### Data shown

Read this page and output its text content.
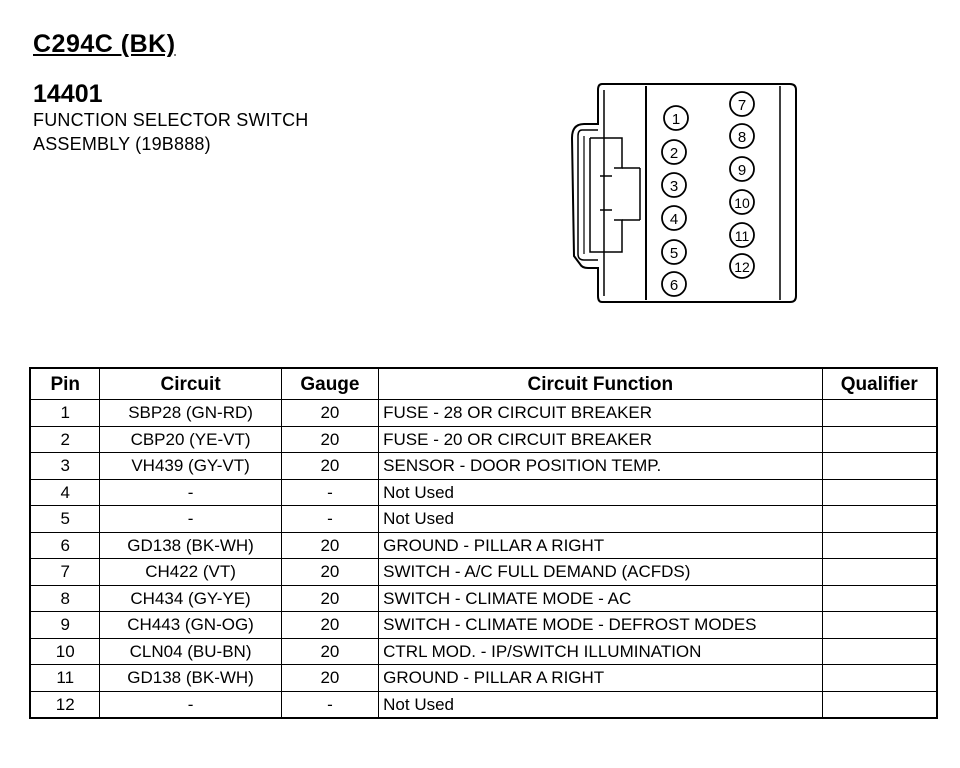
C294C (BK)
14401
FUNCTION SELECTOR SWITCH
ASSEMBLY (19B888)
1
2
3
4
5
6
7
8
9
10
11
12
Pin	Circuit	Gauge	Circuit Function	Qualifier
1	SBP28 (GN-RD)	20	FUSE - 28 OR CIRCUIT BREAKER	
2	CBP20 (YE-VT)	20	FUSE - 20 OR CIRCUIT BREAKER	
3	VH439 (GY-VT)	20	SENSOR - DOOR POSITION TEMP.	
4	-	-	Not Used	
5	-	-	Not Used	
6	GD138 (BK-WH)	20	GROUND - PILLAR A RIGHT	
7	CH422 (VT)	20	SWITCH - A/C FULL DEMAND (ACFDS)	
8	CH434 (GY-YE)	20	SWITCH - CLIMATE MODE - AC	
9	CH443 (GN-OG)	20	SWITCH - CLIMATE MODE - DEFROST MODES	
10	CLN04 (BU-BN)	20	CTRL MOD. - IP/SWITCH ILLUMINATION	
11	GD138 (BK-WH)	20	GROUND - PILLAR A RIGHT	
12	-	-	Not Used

### Work required
Exclude all images and restate the records above word for word.

### Finished task
Read this page and output its text content.
C294C (BK)
14401
FUNCTION SELECTOR SWITCH
ASSEMBLY (19B888)
1
2
3
4
5
6
7
8
9
10
11
12
Pin	Circuit	Gauge	Circuit Function	Qualifier
1	SBP28 (GN-RD)	20	FUSE - 28 OR CIRCUIT BREAKER	
2	CBP20 (YE-VT)	20	FUSE - 20 OR CIRCUIT BREAKER	
3	VH439 (GY-VT)	20	SENSOR - DOOR POSITION TEMP.	
4	-	-	Not Used	
5	-	-	Not Used	
6	GD138 (BK-WH)	20	GROUND - PILLAR A RIGHT	
7	CH422 (VT)	20	SWITCH - A/C FULL DEMAND (ACFDS)	
8	CH434 (GY-YE)	20	SWITCH - CLIMATE MODE - AC	
9	CH443 (GN-OG)	20	SWITCH - CLIMATE MODE - DEFROST MODES	
10	CLN04 (BU-BN)	20	CTRL MOD. - IP/SWITCH ILLUMINATION	
11	GD138 (BK-WH)	20	GROUND - PILLAR A RIGHT	
12	-	-	Not Used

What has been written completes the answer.